Dataset items
########################################

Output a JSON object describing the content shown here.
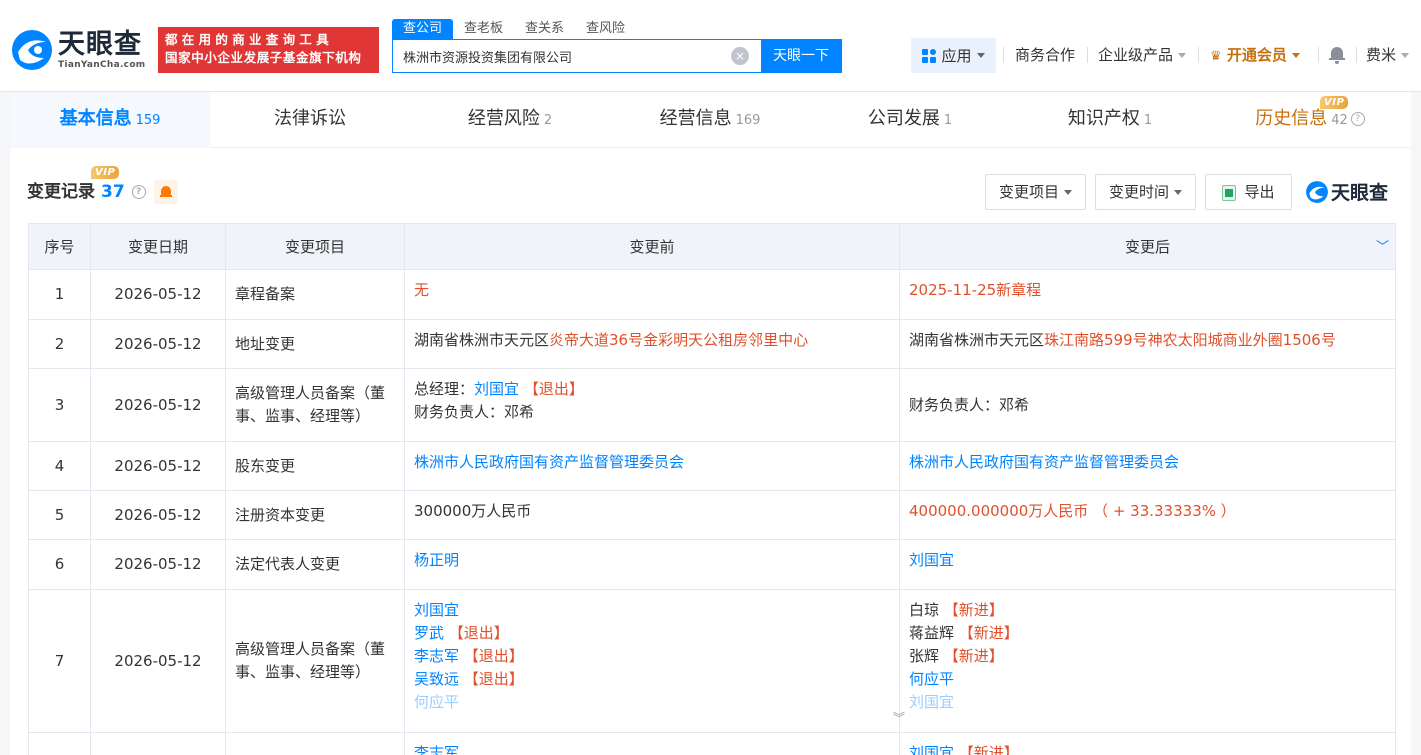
{
  "brand": {
    "name_cn": "天眼查",
    "name_en": "TianYanCha.com",
    "slogan_line1": "都在用的商业查询工具",
    "slogan_line2": "国家中小企业发展子基金旗下机构"
  },
  "search": {
    "tabs": [
      "查公司",
      "查老板",
      "查关系",
      "查风险"
    ],
    "value": "株洲市资源投资集团有限公司",
    "clear_icon": "×",
    "button": "天眼一下"
  },
  "topnav": {
    "app": "应用",
    "business": "商务合作",
    "enterprise": "企业级产品",
    "vip": "开通会员",
    "user": "费米"
  },
  "tabs": [
    {
      "label": "基本信息",
      "count": "159"
    },
    {
      "label": "法律诉讼",
      "count": ""
    },
    {
      "label": "经营风险",
      "count": "2"
    },
    {
      "label": "经营信息",
      "count": "169"
    },
    {
      "label": "公司发展",
      "count": "1"
    },
    {
      "label": "知识产权",
      "count": "1"
    },
    {
      "label": "历史信息",
      "count": "42"
    }
  ],
  "vip_label": "VIP",
  "section": {
    "title": "变更记录",
    "count": "37",
    "help": "?"
  },
  "toolbar": {
    "filter_item": "变更项目",
    "filter_time": "变更时间",
    "export": "导出",
    "brand": "天眼查"
  },
  "table": {
    "headers": [
      "序号",
      "变更日期",
      "变更项目",
      "变更前",
      "变更后"
    ],
    "rows": [
      {
        "no": "1",
        "date": "2026-05-12",
        "item": "章程备案",
        "before": "无",
        "after": "2025-11-25新章程"
      },
      {
        "no": "2",
        "date": "2026-05-12",
        "item": "地址变更",
        "before_prefix": "湖南省株洲市天元区",
        "before_hl": "炎帝大道36号金彩明天公租房邻里中心",
        "after_prefix": "湖南省株洲市天元区",
        "after_hl": "珠江南路599号神农太阳城商业外圈1506号"
      },
      {
        "no": "3",
        "date": "2026-05-12",
        "item": "高级管理人员备案（董事、监事、经理等）",
        "before_l1_label": "总经理：",
        "before_l1_name": "刘国宜",
        "before_l1_tag": "【退出】",
        "before_l2": "财务负责人：邓希",
        "after": "财务负责人：邓希"
      },
      {
        "no": "4",
        "date": "2026-05-12",
        "item": "股东变更",
        "before": "株洲市人民政府国有资产监督管理委员会",
        "after": "株洲市人民政府国有资产监督管理委员会"
      },
      {
        "no": "5",
        "date": "2026-05-12",
        "item": "注册资本变更",
        "before": "300000万人民币",
        "after": "400000.000000万人民币 （ + 33.33333% ）"
      },
      {
        "no": "6",
        "date": "2026-05-12",
        "item": "法定代表人变更",
        "before": "杨正明",
        "after": "刘国宜"
      },
      {
        "no": "7",
        "date": "2026-05-12",
        "item": "高级管理人员备案（董事、监事、经理等）",
        "before_list": [
          {
            "name": "刘国宜",
            "tag": ""
          },
          {
            "name": "罗武",
            "tag": "【退出】"
          },
          {
            "name": "李志军",
            "tag": "【退出】"
          },
          {
            "name": "吴致远",
            "tag": "【退出】"
          },
          {
            "name": "何应平",
            "tag": ""
          }
        ],
        "after_list": [
          {
            "name": "白琼",
            "tag": "【新进】"
          },
          {
            "name": "蒋益辉",
            "tag": "【新进】"
          },
          {
            "name": "张辉",
            "tag": "【新进】"
          },
          {
            "name": "何应平",
            "tag": ""
          },
          {
            "name": "刘国宜",
            "tag": ""
          }
        ]
      },
      {
        "before_partial": "李志军",
        "after_partial_name": "刘国宜",
        "after_partial_tag": "【新进】"
      }
    ]
  }
}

########################################

TO BE DONE> Write out every line of the listing that holds the word "湖南省株洲市天元区".

FINISHED ANSWER>
        "before_prefix": "湖南省株洲市天元区",
        "after_prefix": "湖南省株洲市天元区",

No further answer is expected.